■ EXERCISE
Copy all of the records below verbatim.

■ PROVIDED RECORDS
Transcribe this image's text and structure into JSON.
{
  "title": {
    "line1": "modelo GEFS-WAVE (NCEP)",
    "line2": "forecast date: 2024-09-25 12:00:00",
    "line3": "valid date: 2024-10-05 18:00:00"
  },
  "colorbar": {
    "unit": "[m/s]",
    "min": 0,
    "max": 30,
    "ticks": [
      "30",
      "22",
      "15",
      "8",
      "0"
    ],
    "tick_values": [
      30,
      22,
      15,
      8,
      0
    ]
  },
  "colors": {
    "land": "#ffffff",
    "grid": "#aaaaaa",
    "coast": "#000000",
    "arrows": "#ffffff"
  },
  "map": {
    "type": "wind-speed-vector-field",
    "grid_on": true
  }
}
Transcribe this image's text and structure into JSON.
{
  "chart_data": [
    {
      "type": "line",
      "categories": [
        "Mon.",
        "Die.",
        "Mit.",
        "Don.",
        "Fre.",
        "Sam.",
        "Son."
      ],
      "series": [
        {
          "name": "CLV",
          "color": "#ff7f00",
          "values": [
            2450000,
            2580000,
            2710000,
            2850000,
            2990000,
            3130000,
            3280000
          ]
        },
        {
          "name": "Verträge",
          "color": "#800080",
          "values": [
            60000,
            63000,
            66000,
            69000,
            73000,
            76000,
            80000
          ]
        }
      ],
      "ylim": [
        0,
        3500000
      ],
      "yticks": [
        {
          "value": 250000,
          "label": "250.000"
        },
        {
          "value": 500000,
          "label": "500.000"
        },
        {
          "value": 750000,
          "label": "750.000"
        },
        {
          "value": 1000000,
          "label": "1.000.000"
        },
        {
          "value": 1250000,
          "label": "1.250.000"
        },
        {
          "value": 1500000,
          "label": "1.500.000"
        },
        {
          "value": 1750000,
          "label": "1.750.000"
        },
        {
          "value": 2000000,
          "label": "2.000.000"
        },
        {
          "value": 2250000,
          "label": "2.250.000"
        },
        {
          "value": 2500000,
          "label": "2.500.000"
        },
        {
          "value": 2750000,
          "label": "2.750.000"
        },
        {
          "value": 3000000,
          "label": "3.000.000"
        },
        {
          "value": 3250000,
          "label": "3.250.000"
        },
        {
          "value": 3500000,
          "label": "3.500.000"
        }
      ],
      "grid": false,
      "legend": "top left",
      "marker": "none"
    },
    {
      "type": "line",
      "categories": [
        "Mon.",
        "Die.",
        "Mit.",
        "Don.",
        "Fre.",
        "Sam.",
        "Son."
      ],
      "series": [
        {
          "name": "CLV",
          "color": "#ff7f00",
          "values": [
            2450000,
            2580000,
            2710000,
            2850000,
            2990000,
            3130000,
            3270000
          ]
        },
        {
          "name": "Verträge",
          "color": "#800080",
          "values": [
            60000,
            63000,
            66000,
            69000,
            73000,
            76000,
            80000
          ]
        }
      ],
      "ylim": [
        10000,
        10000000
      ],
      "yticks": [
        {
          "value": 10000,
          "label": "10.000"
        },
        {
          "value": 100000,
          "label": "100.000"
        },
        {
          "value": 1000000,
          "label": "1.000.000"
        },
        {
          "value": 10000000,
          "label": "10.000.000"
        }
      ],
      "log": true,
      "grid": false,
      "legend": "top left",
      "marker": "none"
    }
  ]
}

■ EXERCISE SOLUTION
Transcribe this image's text and structure into JSON.
{
  "title": {
    "line1": "modelo GEFS-WAVE (NCEP)",
    "line2": "forecast date: 2024-09-25 12:00:00",
    "line3": "valid date: 2024-10-05 18:00:00"
  },
  "colorbar": {
    "unit": "[m/s]",
    "min": 0,
    "max": 30,
    "ticks": [
      "30",
      "22",
      "15",
      "8",
      "0"
    ],
    "tick_values": [
      30,
      22,
      15,
      8,
      0
    ]
  },
  "colors": {
    "land": "#ffffff",
    "grid": "#aaaaaa",
    "coast": "#000000",
    "arrows": "#ffffff"
  },
  "map": {
    "type": "wind-speed-vector-field",
    "grid_on": true
  }
}
Transcribe this image's text and structure into JSON.
{
  "chart_data": [
    {
      "type": "line",
      "categories": [
        "Mon.",
        "Die.",
        "Mit.",
        "Don.",
        "Fre.",
        "Sam.",
        "Son."
      ],
      "series": [
        {
          "name": "CLV",
          "color": "#ff7f00",
          "values": [
            2450000,
            2580000,
            2710000,
            2850000,
            2990000,
            3130000,
            3280000
          ]
        },
        {
          "name": "Verträge",
          "color": "#800080",
          "values": [
            60000,
            63000,
            66000,
            69000,
            73000,
            76000,
            80000
          ]
        }
      ],
      "ylim": [
        0,
        3500000
      ],
      "yticks": [
        {
          "value": 250000,
          "label": "250.000"
        },
        {
          "value": 500000,
          "label": "500.000"
        },
        {
          "value": 750000,
          "label": "750.000"
        },
        {
          "value": 1000000,
          "label": "1.000.000"
        },
        {
          "value": 1250000,
          "label": "1.250.000"
        },
        {
          "value": 1500000,
          "label": "1.500.000"
        },
        {
          "value": 1750000,
          "label": "1.750.000"
        },
        {
          "value": 2000000,
          "label": "2.000.000"
        },
        {
          "value": 2250000,
          "label": "2.250.000"
        },
        {
          "value": 2500000,
          "label": "2.500.000"
        },
        {
          "value": 2750000,
          "label": "2.750.000"
        },
        {
          "value": 3000000,
          "label": "3.000.000"
        },
        {
          "value": 3250000,
          "label": "3.250.000"
        },
        {
          "value": 3500000,
          "label": "3.500.000"
        }
      ],
      "grid": false,
      "legend": "top left",
      "marker": "none"
    },
    {
      "type": "line",
      "categories": [
        "Mon.",
        "Die.",
        "Mit.",
        "Don.",
        "Fre.",
        "Sam.",
        "Son."
      ],
      "series": [
        {
          "name": "CLV",
          "color": "#ff7f00",
          "values": [
            2450000,
            2580000,
            2710000,
            2850000,
            2990000,
            3130000,
            3270000
          ]
        },
        {
          "name": "Verträge",
          "color": "#800080",
          "values": [
            60000,
            63000,
            66000,
            69000,
            73000,
            76000,
            80000
          ]
        }
      ],
      "ylim": [
        10000,
        10000000
      ],
      "yticks": [
        {
          "value": 10000,
          "label": "10.000"
        },
        {
          "value": 100000,
          "label": "100.000"
        },
        {
          "value": 1000000,
          "label": "1.000.000"
        },
        {
          "value": 10000000,
          "label": "10.000.000"
        }
      ],
      "log": true,
      "grid": false,
      "legend": "top left",
      "marker": "none"
    }
  ]
}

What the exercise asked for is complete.